── Input records ──

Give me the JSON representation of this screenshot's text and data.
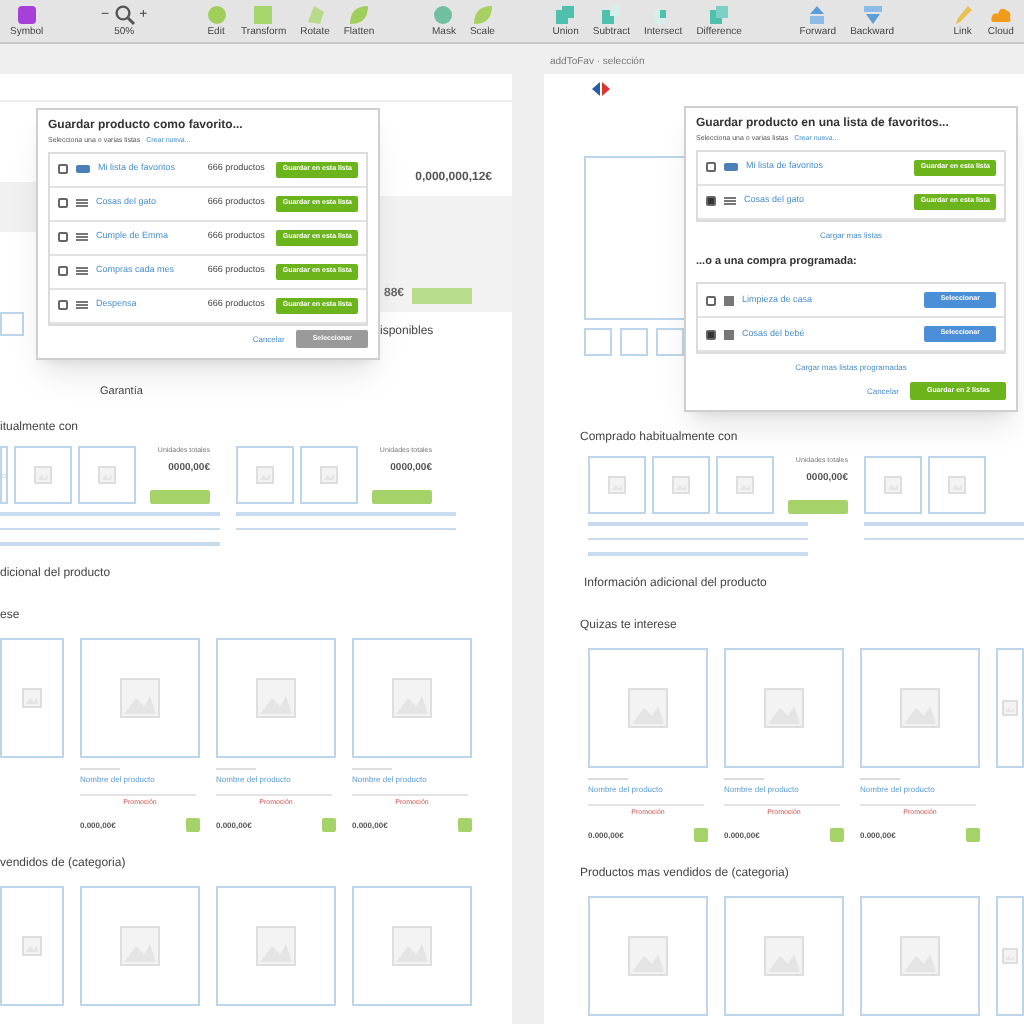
{
  "toolbar": [
    {
      "items": [
        {
          "label": "Symbol"
        }
      ]
    },
    {
      "items": [
        {
          "label": "50%",
          "minus": "−",
          "plus": "+"
        }
      ]
    },
    {
      "items": [
        {
          "label": "Edit"
        },
        {
          "label": "Transform"
        },
        {
          "label": "Rotate"
        },
        {
          "label": "Flatten"
        }
      ]
    },
    {
      "items": [
        {
          "label": "Mask"
        },
        {
          "label": "Scale"
        }
      ]
    },
    {
      "items": [
        {
          "label": "Union"
        },
        {
          "label": "Subtract"
        },
        {
          "label": "Intersect"
        },
        {
          "label": "Difference"
        }
      ]
    },
    {
      "items": [
        {
          "label": "Forward"
        },
        {
          "label": "Backward"
        }
      ]
    },
    {
      "items": [
        {
          "label": "Link"
        },
        {
          "label": "Cloud"
        }
      ]
    }
  ],
  "left_artboard": {
    "background": {
      "price": "0,000,000,12€",
      "panel_price": "88€",
      "availability": "isponibles",
      "warranty": "Garantía"
    },
    "modal": {
      "title": "Guardar producto como favorito...",
      "subtitle": "Selecciona una o varias listas",
      "create_link": "Crear nueva...",
      "rows": [
        {
          "kind": "favorites",
          "name": "Mi lista de favoritos",
          "checked": false,
          "count": "666 productos",
          "button": "Guardar en esta lista"
        },
        {
          "kind": "list",
          "name": "Cosas del gato",
          "checked": false,
          "count": "666 productos",
          "button": "Guardar en esta lista"
        },
        {
          "kind": "list",
          "name": "Cumple de Emma",
          "checked": false,
          "count": "666 productos",
          "button": "Guardar en esta lista"
        },
        {
          "kind": "list",
          "name": "Compras cada mes",
          "checked": false,
          "count": "666 productos",
          "button": "Guardar en esta lista"
        },
        {
          "kind": "list",
          "name": "Despensa",
          "checked": false,
          "count": "666 productos",
          "button": "Guardar en esta lista"
        }
      ],
      "cancel": "Cancelar",
      "confirm": {
        "label": "Seleccionar",
        "disabled": true
      }
    },
    "bought_with": {
      "heading": "itualmente con",
      "groups": [
        {
          "label": "Unidades totales",
          "price": "0000,00€"
        },
        {
          "label": "Unidades totales",
          "price": "0000,00€"
        }
      ]
    },
    "extra_info": "dicional del producto",
    "recommended": {
      "heading": "ese",
      "cards": [
        {
          "name": "Nombre del producto",
          "promo": "Promoción",
          "price": "0.000,00€"
        },
        {
          "name": "Nombre del producto",
          "promo": "Promoción",
          "price": "0.000,00€"
        },
        {
          "name": "Nombre del producto",
          "promo": "Promoción",
          "price": "0.000,00€"
        }
      ]
    },
    "bestsellers": {
      "heading": "vendidos de (categoria)"
    }
  },
  "right_artboard": {
    "title": "addToFav · selección",
    "modal": {
      "title": "Guardar producto en una lista de favoritos...",
      "subtitle": "Selecciona una o varias listas",
      "create_link": "Crear nueva...",
      "rows": [
        {
          "kind": "favorites",
          "name": "Mi lista de favoritos",
          "checked": false,
          "button": "Guardar en esta lista"
        },
        {
          "kind": "list",
          "name": "Cosas del gato",
          "checked": true,
          "button": "Guardar en esta lista"
        }
      ],
      "more_lists": "Cargar mas listas",
      "scheduled_heading": "...o a una compra programada:",
      "scheduled": [
        {
          "name": "Limpieza de casa",
          "checked": false,
          "button": "Seleccionar"
        },
        {
          "name": "Cosas del bebé",
          "checked": true,
          "button": "Seleccionar"
        }
      ],
      "more_scheduled": "Cargar mas listas programadas",
      "cancel": "Cancelar",
      "confirm": {
        "label": "Guardar en 2 listas",
        "disabled": false
      }
    },
    "bought_with": {
      "heading": "Comprado habitualmente con",
      "groups": [
        {
          "label": "Unidades totales",
          "price": "0000,00€"
        }
      ]
    },
    "extra_info": "Información adicional del producto",
    "recommended": {
      "heading": "Quizas te interese",
      "cards": [
        {
          "name": "Nombre del producto",
          "promo": "Promoción",
          "price": "0.000,00€"
        },
        {
          "name": "Nombre del producto",
          "promo": "Promoción",
          "price": "0.000,00€"
        },
        {
          "name": "Nombre del producto",
          "promo": "Promoción",
          "price": "0.000,00€"
        }
      ]
    },
    "bestsellers": {
      "heading": "Productos mas vendidos de (categoria)"
    }
  }
}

───

Copy every line that contains the string "listas".

      "subtitle": "Selecciona una o varias listas",
      "subtitle": "Selecciona una o varias listas",
      "more_lists": "Cargar mas listas",
      "more_scheduled": "Cargar mas listas programadas",
        "label": "Guardar en 2 listas",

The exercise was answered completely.